Begin RECORDS FOR THE EXERCISE

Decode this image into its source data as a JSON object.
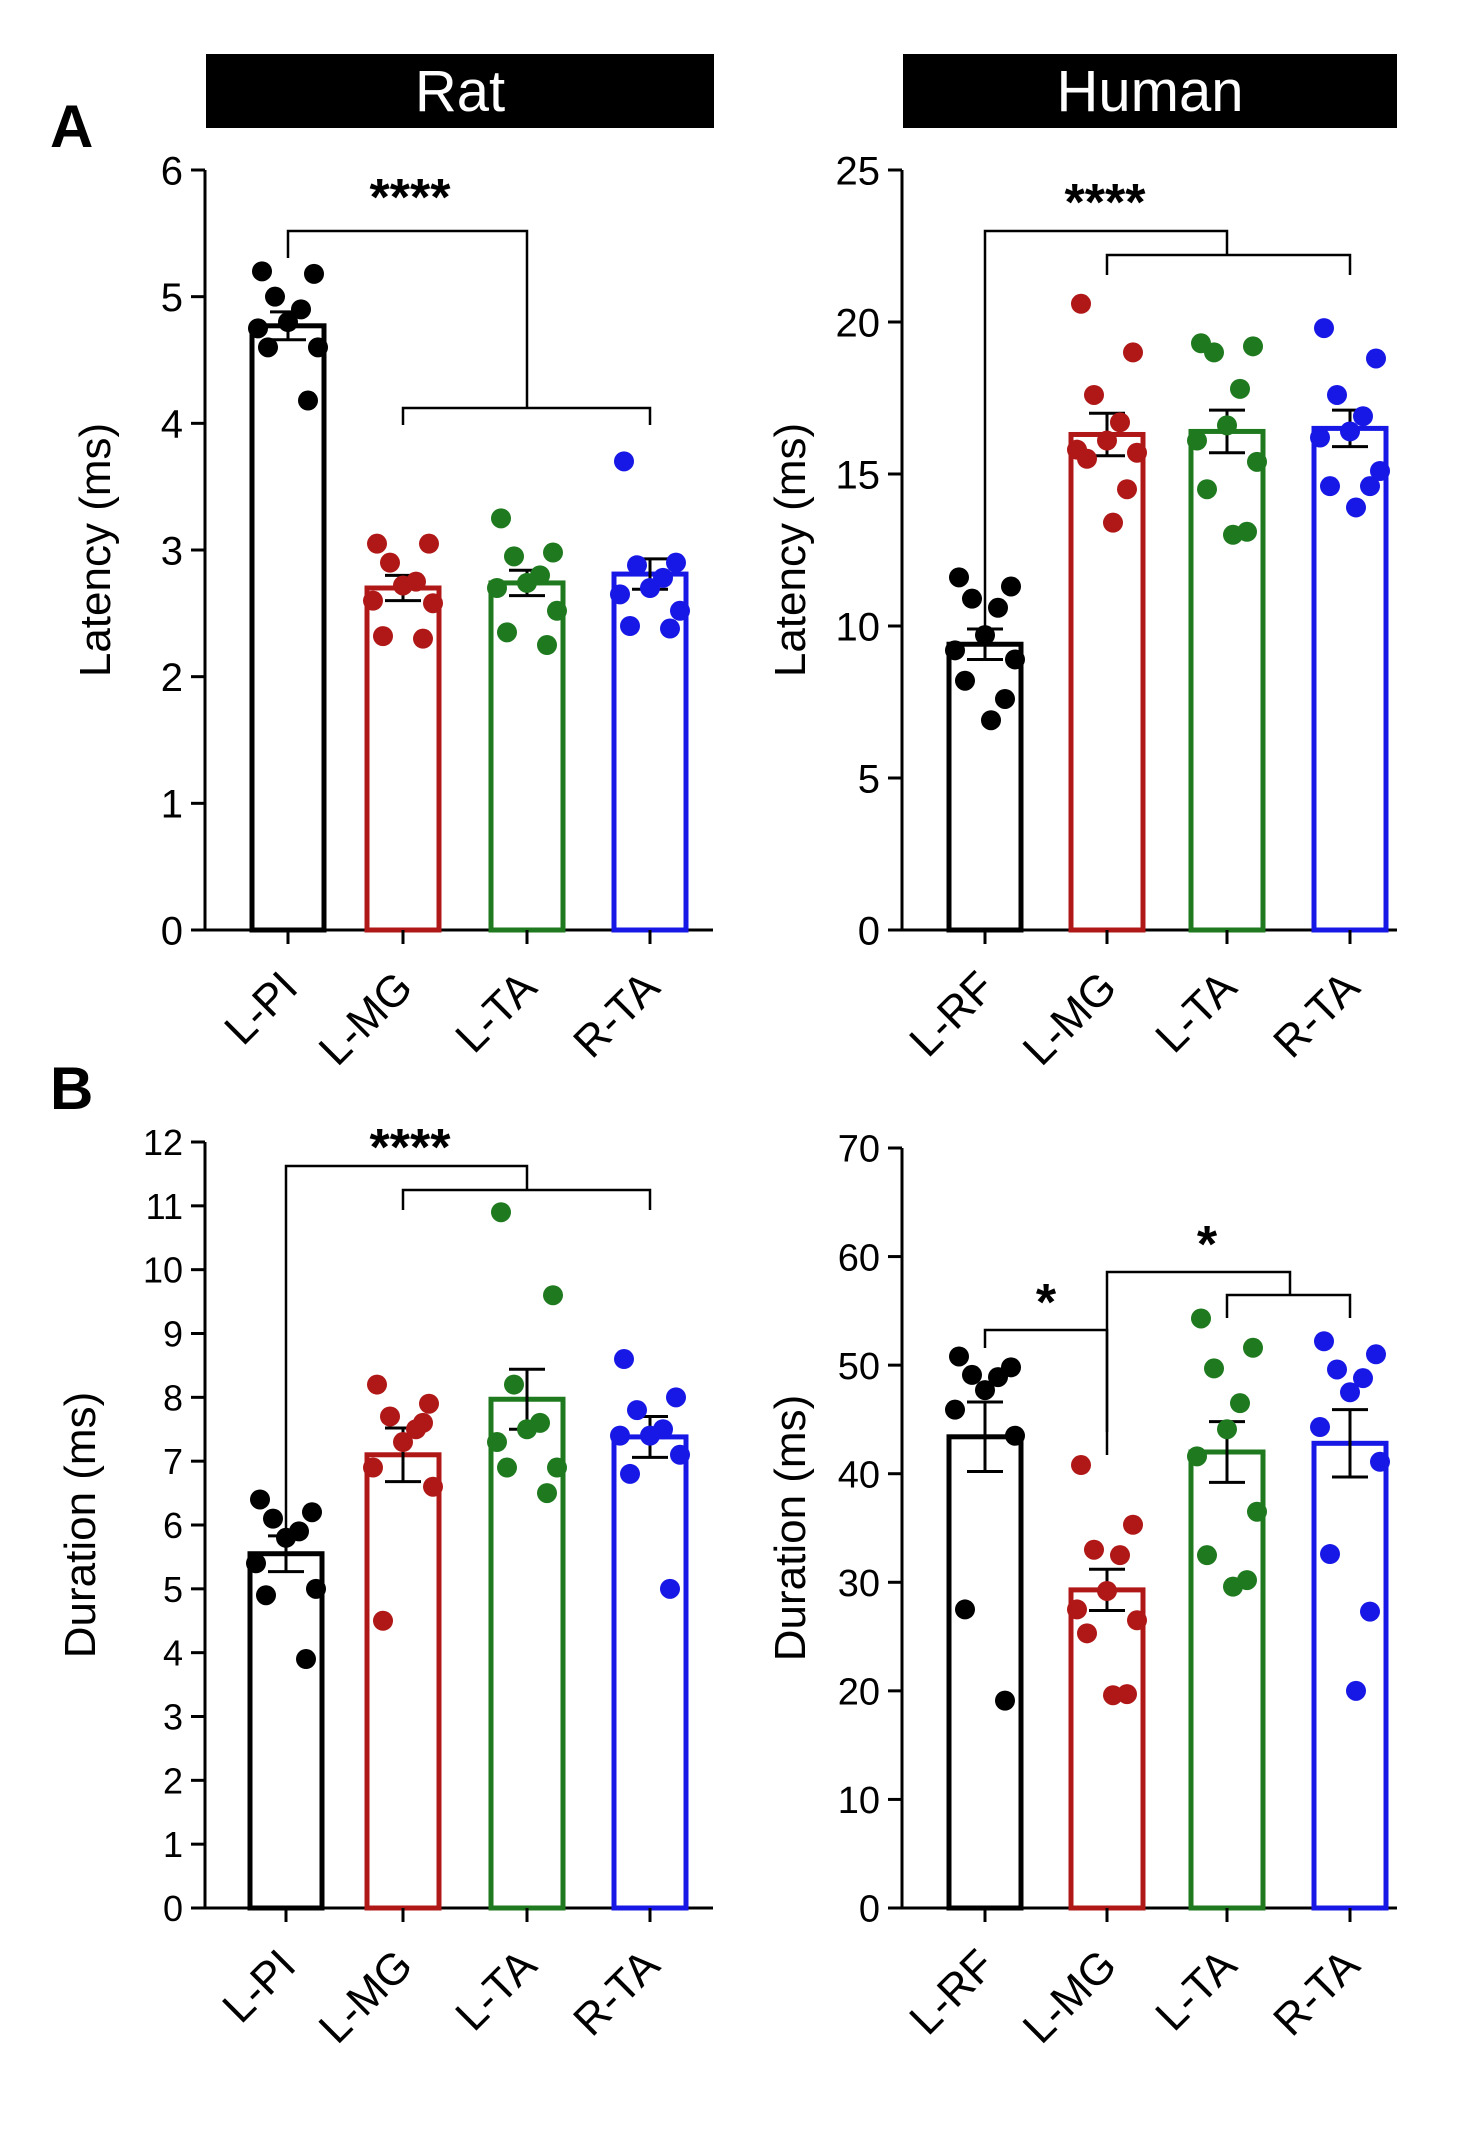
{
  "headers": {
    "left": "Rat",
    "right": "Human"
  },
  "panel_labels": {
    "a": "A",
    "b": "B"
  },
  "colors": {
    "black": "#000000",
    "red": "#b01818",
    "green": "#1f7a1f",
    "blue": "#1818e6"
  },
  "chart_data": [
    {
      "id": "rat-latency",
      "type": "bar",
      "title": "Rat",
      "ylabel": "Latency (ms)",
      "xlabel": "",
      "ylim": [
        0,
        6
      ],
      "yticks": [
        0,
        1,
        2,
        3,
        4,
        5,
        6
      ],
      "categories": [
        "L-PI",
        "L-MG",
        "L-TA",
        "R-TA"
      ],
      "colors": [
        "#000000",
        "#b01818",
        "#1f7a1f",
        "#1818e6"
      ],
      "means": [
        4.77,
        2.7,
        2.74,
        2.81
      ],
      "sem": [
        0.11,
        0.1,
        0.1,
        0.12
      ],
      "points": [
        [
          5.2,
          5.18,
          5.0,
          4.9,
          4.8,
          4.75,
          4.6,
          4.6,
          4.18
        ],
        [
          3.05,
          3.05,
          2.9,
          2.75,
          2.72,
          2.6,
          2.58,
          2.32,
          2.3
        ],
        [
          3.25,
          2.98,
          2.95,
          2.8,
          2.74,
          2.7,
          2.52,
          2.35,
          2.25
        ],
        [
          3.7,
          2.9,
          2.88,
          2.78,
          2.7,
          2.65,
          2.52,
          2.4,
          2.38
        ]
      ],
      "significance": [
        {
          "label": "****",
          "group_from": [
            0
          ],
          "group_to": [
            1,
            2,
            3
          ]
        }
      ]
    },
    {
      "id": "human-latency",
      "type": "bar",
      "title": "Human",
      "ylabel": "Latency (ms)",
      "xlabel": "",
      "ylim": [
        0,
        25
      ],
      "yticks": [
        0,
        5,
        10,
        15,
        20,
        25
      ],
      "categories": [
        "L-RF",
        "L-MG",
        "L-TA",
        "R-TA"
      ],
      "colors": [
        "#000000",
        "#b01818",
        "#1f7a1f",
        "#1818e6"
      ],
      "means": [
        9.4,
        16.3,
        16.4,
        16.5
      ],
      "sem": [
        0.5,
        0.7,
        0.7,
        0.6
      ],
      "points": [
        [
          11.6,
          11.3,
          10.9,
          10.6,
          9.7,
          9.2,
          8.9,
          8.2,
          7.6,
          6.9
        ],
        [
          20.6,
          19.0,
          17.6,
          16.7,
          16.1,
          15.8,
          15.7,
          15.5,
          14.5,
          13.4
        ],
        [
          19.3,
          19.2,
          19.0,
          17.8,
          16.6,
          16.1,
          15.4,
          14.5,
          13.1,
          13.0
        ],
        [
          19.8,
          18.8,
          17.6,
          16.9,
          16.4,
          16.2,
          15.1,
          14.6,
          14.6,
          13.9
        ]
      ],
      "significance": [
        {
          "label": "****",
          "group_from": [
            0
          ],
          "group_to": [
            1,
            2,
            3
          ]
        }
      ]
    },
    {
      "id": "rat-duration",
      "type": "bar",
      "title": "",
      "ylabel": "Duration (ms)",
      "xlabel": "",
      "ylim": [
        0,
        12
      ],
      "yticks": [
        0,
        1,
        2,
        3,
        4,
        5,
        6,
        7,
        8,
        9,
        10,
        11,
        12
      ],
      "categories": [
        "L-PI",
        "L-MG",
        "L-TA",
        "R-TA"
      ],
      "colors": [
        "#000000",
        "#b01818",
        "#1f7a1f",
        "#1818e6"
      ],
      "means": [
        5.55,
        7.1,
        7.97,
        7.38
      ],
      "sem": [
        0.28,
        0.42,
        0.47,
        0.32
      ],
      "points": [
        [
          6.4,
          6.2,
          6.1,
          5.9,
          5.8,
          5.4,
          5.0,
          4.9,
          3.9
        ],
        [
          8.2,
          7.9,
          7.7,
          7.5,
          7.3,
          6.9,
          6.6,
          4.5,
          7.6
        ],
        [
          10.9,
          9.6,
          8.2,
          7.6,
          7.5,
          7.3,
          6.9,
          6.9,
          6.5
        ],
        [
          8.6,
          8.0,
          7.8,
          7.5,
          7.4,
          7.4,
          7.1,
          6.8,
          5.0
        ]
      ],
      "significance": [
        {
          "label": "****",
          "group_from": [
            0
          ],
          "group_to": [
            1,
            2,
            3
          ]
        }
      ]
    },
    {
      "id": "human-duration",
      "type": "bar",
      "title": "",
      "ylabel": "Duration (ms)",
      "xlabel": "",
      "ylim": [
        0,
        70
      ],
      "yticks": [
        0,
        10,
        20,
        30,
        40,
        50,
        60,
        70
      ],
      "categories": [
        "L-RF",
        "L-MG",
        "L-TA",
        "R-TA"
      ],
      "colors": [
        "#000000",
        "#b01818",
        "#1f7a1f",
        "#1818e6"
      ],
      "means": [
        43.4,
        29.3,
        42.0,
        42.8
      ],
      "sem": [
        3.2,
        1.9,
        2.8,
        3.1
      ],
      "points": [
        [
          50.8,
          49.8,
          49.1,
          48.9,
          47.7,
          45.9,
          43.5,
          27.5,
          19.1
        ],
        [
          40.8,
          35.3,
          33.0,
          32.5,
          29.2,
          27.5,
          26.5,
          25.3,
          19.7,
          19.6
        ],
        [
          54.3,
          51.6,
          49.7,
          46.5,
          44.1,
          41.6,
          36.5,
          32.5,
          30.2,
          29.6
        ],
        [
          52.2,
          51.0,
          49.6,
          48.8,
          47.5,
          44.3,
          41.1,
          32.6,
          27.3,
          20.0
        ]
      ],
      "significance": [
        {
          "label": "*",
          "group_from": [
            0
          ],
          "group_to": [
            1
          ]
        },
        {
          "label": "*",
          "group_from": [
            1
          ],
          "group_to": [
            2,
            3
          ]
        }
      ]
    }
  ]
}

End RECORDS FOR THE EXERCISE

◆ TASK DIRECTIONS: Without including any picture, repeat the data exactly.

◆ ANSWER TO THIS PROBLEM:
Decode this image into its source data as a JSON object.
{
  "headers": {
    "left": "Rat",
    "right": "Human"
  },
  "panel_labels": {
    "a": "A",
    "b": "B"
  },
  "colors": {
    "black": "#000000",
    "red": "#b01818",
    "green": "#1f7a1f",
    "blue": "#1818e6"
  },
  "chart_data": [
    {
      "id": "rat-latency",
      "type": "bar",
      "title": "Rat",
      "ylabel": "Latency (ms)",
      "xlabel": "",
      "ylim": [
        0,
        6
      ],
      "yticks": [
        0,
        1,
        2,
        3,
        4,
        5,
        6
      ],
      "categories": [
        "L-PI",
        "L-MG",
        "L-TA",
        "R-TA"
      ],
      "colors": [
        "#000000",
        "#b01818",
        "#1f7a1f",
        "#1818e6"
      ],
      "means": [
        4.77,
        2.7,
        2.74,
        2.81
      ],
      "sem": [
        0.11,
        0.1,
        0.1,
        0.12
      ],
      "points": [
        [
          5.2,
          5.18,
          5.0,
          4.9,
          4.8,
          4.75,
          4.6,
          4.6,
          4.18
        ],
        [
          3.05,
          3.05,
          2.9,
          2.75,
          2.72,
          2.6,
          2.58,
          2.32,
          2.3
        ],
        [
          3.25,
          2.98,
          2.95,
          2.8,
          2.74,
          2.7,
          2.52,
          2.35,
          2.25
        ],
        [
          3.7,
          2.9,
          2.88,
          2.78,
          2.7,
          2.65,
          2.52,
          2.4,
          2.38
        ]
      ],
      "significance": [
        {
          "label": "****",
          "group_from": [
            0
          ],
          "group_to": [
            1,
            2,
            3
          ]
        }
      ]
    },
    {
      "id": "human-latency",
      "type": "bar",
      "title": "Human",
      "ylabel": "Latency (ms)",
      "xlabel": "",
      "ylim": [
        0,
        25
      ],
      "yticks": [
        0,
        5,
        10,
        15,
        20,
        25
      ],
      "categories": [
        "L-RF",
        "L-MG",
        "L-TA",
        "R-TA"
      ],
      "colors": [
        "#000000",
        "#b01818",
        "#1f7a1f",
        "#1818e6"
      ],
      "means": [
        9.4,
        16.3,
        16.4,
        16.5
      ],
      "sem": [
        0.5,
        0.7,
        0.7,
        0.6
      ],
      "points": [
        [
          11.6,
          11.3,
          10.9,
          10.6,
          9.7,
          9.2,
          8.9,
          8.2,
          7.6,
          6.9
        ],
        [
          20.6,
          19.0,
          17.6,
          16.7,
          16.1,
          15.8,
          15.7,
          15.5,
          14.5,
          13.4
        ],
        [
          19.3,
          19.2,
          19.0,
          17.8,
          16.6,
          16.1,
          15.4,
          14.5,
          13.1,
          13.0
        ],
        [
          19.8,
          18.8,
          17.6,
          16.9,
          16.4,
          16.2,
          15.1,
          14.6,
          14.6,
          13.9
        ]
      ],
      "significance": [
        {
          "label": "****",
          "group_from": [
            0
          ],
          "group_to": [
            1,
            2,
            3
          ]
        }
      ]
    },
    {
      "id": "rat-duration",
      "type": "bar",
      "title": "",
      "ylabel": "Duration (ms)",
      "xlabel": "",
      "ylim": [
        0,
        12
      ],
      "yticks": [
        0,
        1,
        2,
        3,
        4,
        5,
        6,
        7,
        8,
        9,
        10,
        11,
        12
      ],
      "categories": [
        "L-PI",
        "L-MG",
        "L-TA",
        "R-TA"
      ],
      "colors": [
        "#000000",
        "#b01818",
        "#1f7a1f",
        "#1818e6"
      ],
      "means": [
        5.55,
        7.1,
        7.97,
        7.38
      ],
      "sem": [
        0.28,
        0.42,
        0.47,
        0.32
      ],
      "points": [
        [
          6.4,
          6.2,
          6.1,
          5.9,
          5.8,
          5.4,
          5.0,
          4.9,
          3.9
        ],
        [
          8.2,
          7.9,
          7.7,
          7.5,
          7.3,
          6.9,
          6.6,
          4.5,
          7.6
        ],
        [
          10.9,
          9.6,
          8.2,
          7.6,
          7.5,
          7.3,
          6.9,
          6.9,
          6.5
        ],
        [
          8.6,
          8.0,
          7.8,
          7.5,
          7.4,
          7.4,
          7.1,
          6.8,
          5.0
        ]
      ],
      "significance": [
        {
          "label": "****",
          "group_from": [
            0
          ],
          "group_to": [
            1,
            2,
            3
          ]
        }
      ]
    },
    {
      "id": "human-duration",
      "type": "bar",
      "title": "",
      "ylabel": "Duration (ms)",
      "xlabel": "",
      "ylim": [
        0,
        70
      ],
      "yticks": [
        0,
        10,
        20,
        30,
        40,
        50,
        60,
        70
      ],
      "categories": [
        "L-RF",
        "L-MG",
        "L-TA",
        "R-TA"
      ],
      "colors": [
        "#000000",
        "#b01818",
        "#1f7a1f",
        "#1818e6"
      ],
      "means": [
        43.4,
        29.3,
        42.0,
        42.8
      ],
      "sem": [
        3.2,
        1.9,
        2.8,
        3.1
      ],
      "points": [
        [
          50.8,
          49.8,
          49.1,
          48.9,
          47.7,
          45.9,
          43.5,
          27.5,
          19.1
        ],
        [
          40.8,
          35.3,
          33.0,
          32.5,
          29.2,
          27.5,
          26.5,
          25.3,
          19.7,
          19.6
        ],
        [
          54.3,
          51.6,
          49.7,
          46.5,
          44.1,
          41.6,
          36.5,
          32.5,
          30.2,
          29.6
        ],
        [
          52.2,
          51.0,
          49.6,
          48.8,
          47.5,
          44.3,
          41.1,
          32.6,
          27.3,
          20.0
        ]
      ],
      "significance": [
        {
          "label": "*",
          "group_from": [
            0
          ],
          "group_to": [
            1
          ]
        },
        {
          "label": "*",
          "group_from": [
            1
          ],
          "group_to": [
            2,
            3
          ]
        }
      ]
    }
  ]
}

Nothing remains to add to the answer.